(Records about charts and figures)

- - - - - - -

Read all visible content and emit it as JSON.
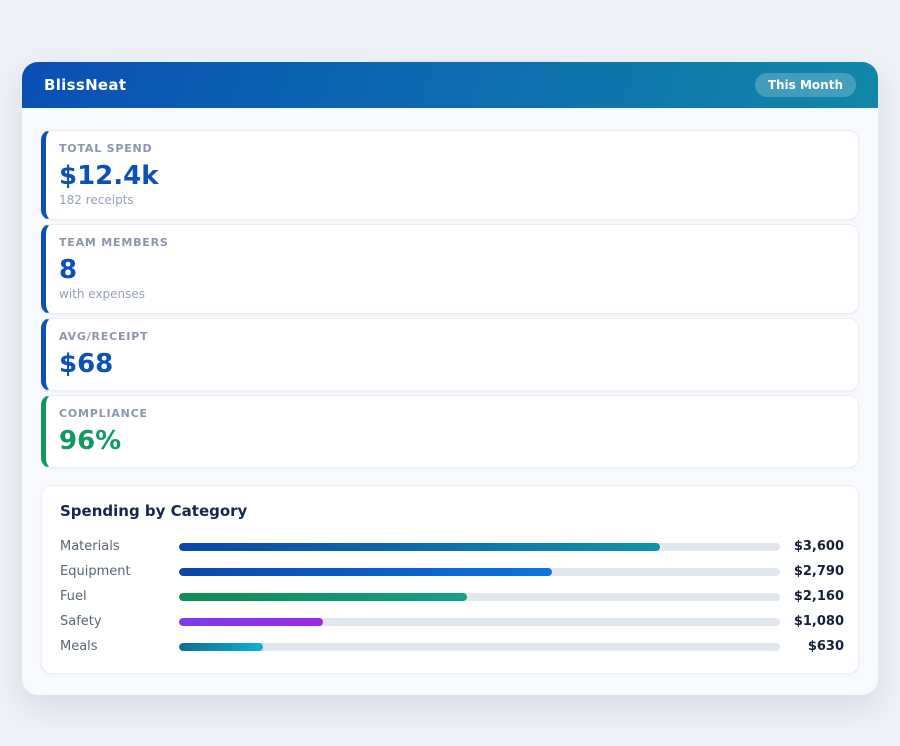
{
  "header": {
    "title": "BlissNeat",
    "badge": "This Month",
    "gradient_from": "#0a4fb4",
    "gradient_to": "#1187a9"
  },
  "stats": [
    {
      "label": "TOTAL SPEND",
      "value": "$12.4k",
      "sub": "182 receipts",
      "accent": "#0b51b8"
    },
    {
      "label": "TEAM MEMBERS",
      "value": "8",
      "sub": "with expenses",
      "accent": "#0b51b8"
    },
    {
      "label": "AVG/RECEIPT",
      "value": "$68",
      "sub": "",
      "accent": "#0b51b8"
    },
    {
      "label": "COMPLIANCE",
      "value": "96%",
      "sub": "",
      "accent": "#0f9a60"
    }
  ],
  "chart_data": {
    "type": "bar",
    "orientation": "horizontal",
    "title": "Spending by Category",
    "categories": [
      "Materials",
      "Equipment",
      "Fuel",
      "Safety",
      "Meals"
    ],
    "values": [
      3600,
      2790,
      2160,
      1080,
      630
    ],
    "value_labels": [
      "$3,600",
      "$2,790",
      "$2,160",
      "$1,080",
      "$630"
    ],
    "xlim": [
      0,
      4500
    ],
    "grid": false,
    "legend": false,
    "track_color": "#e2e7ee",
    "bar_colors": [
      {
        "from": "#0b46ab",
        "to": "#0e94a5"
      },
      {
        "from": "#0b46ab",
        "to": "#0b74e0"
      },
      {
        "from": "#0e8c52",
        "to": "#13a18c"
      },
      {
        "from": "#7a3bee",
        "to": "#a228e0"
      },
      {
        "from": "#0f6e8e",
        "to": "#0cb2d6"
      }
    ]
  }
}
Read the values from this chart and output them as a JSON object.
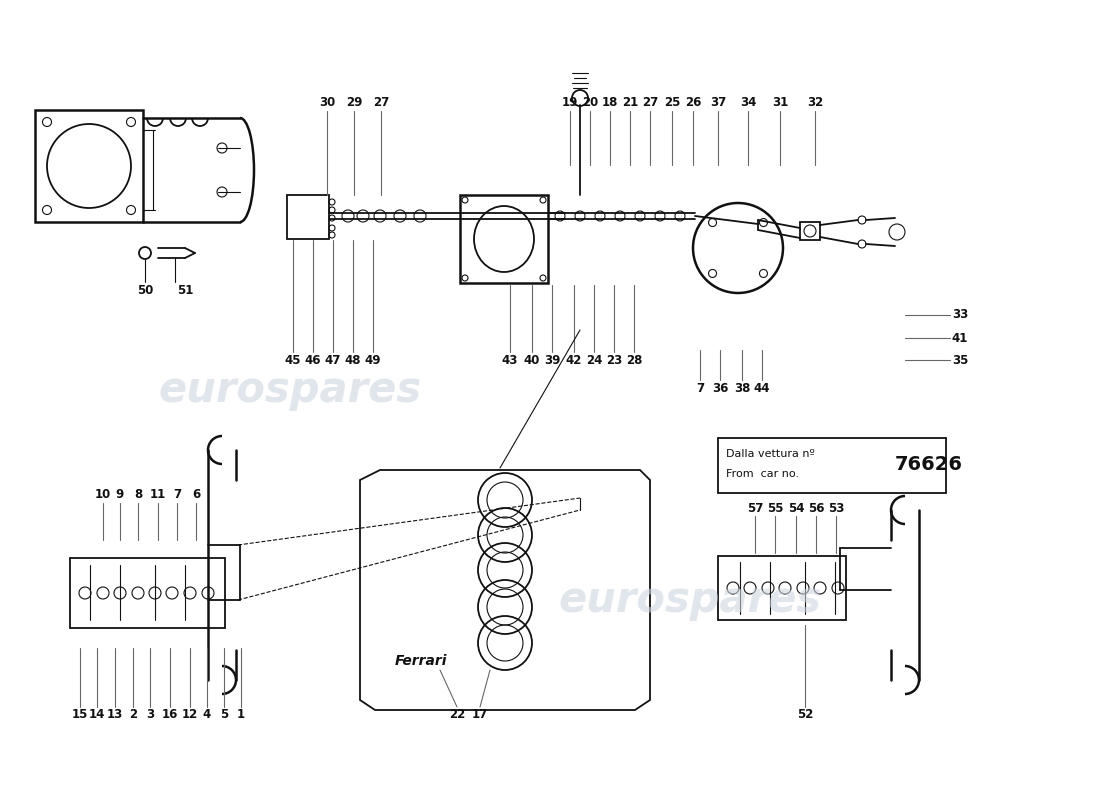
{
  "background_color": "#ffffff",
  "line_color": "#111111",
  "watermark_color": "#cdd5e0",
  "watermark_text": "eurospares",
  "dalla_line1": "Dalla vettura nº",
  "dalla_line2": "From  car no.",
  "car_number": "76626",
  "label_fontsize": 8.5,
  "carnumber_fontsize": 14,
  "lw_main": 1.3,
  "lw_thin": 0.8,
  "lw_thick": 1.8
}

- - - - - - -

• REQUIREMENTS:
Drop the images and quote the entries word for word.

• FULL SOLUTION:
Read all visible content and emit it as JSON.
{
  "header": {
    "title": "BlissNeat",
    "badge": "This Month",
    "gradient_from": "#0a4fb4",
    "gradient_to": "#1187a9"
  },
  "stats": [
    {
      "label": "TOTAL SPEND",
      "value": "$12.4k",
      "sub": "182 receipts",
      "accent": "#0b51b8"
    },
    {
      "label": "TEAM MEMBERS",
      "value": "8",
      "sub": "with expenses",
      "accent": "#0b51b8"
    },
    {
      "label": "AVG/RECEIPT",
      "value": "$68",
      "sub": "",
      "accent": "#0b51b8"
    },
    {
      "label": "COMPLIANCE",
      "value": "96%",
      "sub": "",
      "accent": "#0f9a60"
    }
  ],
  "chart_data": {
    "type": "bar",
    "orientation": "horizontal",
    "title": "Spending by Category",
    "categories": [
      "Materials",
      "Equipment",
      "Fuel",
      "Safety",
      "Meals"
    ],
    "values": [
      3600,
      2790,
      2160,
      1080,
      630
    ],
    "value_labels": [
      "$3,600",
      "$2,790",
      "$2,160",
      "$1,080",
      "$630"
    ],
    "xlim": [
      0,
      4500
    ],
    "grid": false,
    "legend": false,
    "track_color": "#e2e7ee",
    "bar_colors": [
      {
        "from": "#0b46ab",
        "to": "#0e94a5"
      },
      {
        "from": "#0b46ab",
        "to": "#0b74e0"
      },
      {
        "from": "#0e8c52",
        "to": "#13a18c"
      },
      {
        "from": "#7a3bee",
        "to": "#a228e0"
      },
      {
        "from": "#0f6e8e",
        "to": "#0cb2d6"
      }
    ]
  }
}
Read the values from this chart and output them as a JSON object.
{
  "background_color": "#ffffff",
  "line_color": "#111111",
  "watermark_color": "#cdd5e0",
  "watermark_text": "eurospares",
  "dalla_line1": "Dalla vettura nº",
  "dalla_line2": "From  car no.",
  "car_number": "76626",
  "label_fontsize": 8.5,
  "carnumber_fontsize": 14,
  "lw_main": 1.3,
  "lw_thin": 0.8,
  "lw_thick": 1.8
}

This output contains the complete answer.